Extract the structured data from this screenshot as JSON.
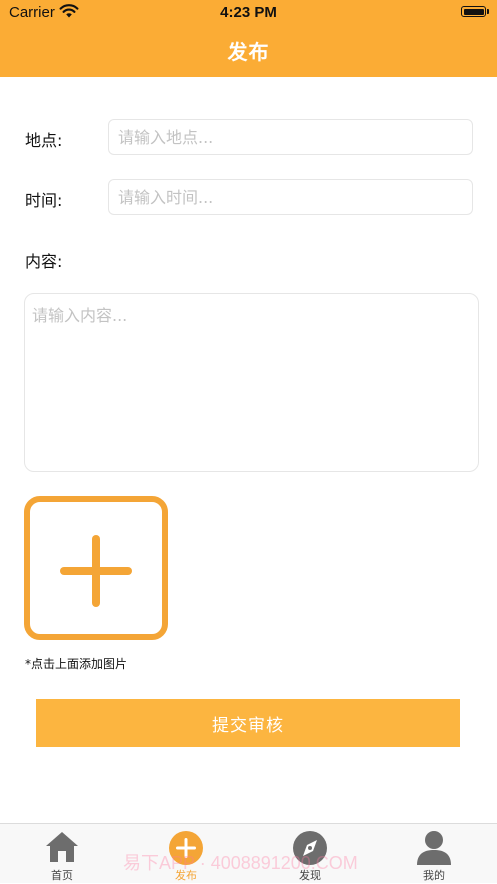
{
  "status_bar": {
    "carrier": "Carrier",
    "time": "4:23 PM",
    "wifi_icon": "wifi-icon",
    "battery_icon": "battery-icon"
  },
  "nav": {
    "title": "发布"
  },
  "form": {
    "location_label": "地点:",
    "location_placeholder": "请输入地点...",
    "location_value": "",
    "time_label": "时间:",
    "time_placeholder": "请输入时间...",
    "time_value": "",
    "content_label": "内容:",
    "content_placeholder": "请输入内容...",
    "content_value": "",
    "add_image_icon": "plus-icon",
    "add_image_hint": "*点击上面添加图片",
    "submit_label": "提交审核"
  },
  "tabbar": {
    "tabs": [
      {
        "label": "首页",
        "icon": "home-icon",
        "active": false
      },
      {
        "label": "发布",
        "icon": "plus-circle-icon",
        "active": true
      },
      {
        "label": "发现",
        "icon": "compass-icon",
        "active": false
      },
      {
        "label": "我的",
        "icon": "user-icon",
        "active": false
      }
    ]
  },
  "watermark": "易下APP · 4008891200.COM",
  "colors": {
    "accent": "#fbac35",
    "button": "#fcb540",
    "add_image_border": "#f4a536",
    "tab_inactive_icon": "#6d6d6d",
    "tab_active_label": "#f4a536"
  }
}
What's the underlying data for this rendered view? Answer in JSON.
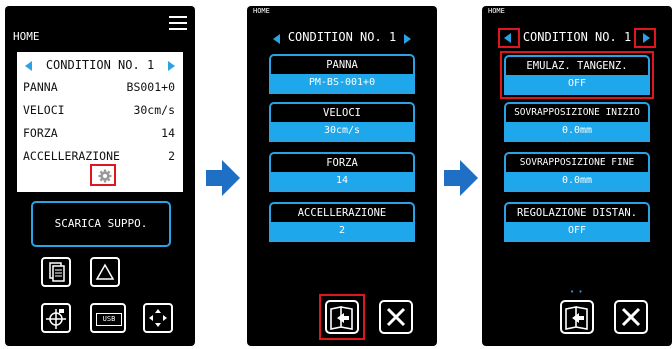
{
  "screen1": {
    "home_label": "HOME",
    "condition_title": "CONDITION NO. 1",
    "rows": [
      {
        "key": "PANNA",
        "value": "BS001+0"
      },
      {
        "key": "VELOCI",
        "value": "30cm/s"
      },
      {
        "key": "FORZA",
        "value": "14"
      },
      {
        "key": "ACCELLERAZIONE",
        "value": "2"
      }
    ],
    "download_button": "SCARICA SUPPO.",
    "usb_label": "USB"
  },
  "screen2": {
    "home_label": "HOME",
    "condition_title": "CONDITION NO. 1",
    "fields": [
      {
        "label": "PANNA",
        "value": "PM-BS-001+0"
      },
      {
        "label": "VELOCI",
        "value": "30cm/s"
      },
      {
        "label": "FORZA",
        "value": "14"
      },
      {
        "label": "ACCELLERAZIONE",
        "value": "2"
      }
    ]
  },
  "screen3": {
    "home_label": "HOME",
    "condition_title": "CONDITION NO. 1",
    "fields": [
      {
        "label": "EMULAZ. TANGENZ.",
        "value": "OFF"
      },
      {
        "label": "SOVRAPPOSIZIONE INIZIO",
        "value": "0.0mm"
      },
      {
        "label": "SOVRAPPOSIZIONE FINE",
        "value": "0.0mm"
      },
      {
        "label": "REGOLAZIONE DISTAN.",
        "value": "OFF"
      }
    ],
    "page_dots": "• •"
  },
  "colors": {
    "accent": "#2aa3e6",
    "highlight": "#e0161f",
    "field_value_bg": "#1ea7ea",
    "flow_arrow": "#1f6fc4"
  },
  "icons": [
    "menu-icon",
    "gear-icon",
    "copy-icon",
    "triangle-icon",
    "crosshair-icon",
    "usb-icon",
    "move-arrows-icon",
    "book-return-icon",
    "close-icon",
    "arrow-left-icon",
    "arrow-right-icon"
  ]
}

WRITTEN PROBLEM: Count every line of the records that holds the string "ACCELLERAZIONE". Write only the total.

SOLUTION TO THE PROBLEM: 2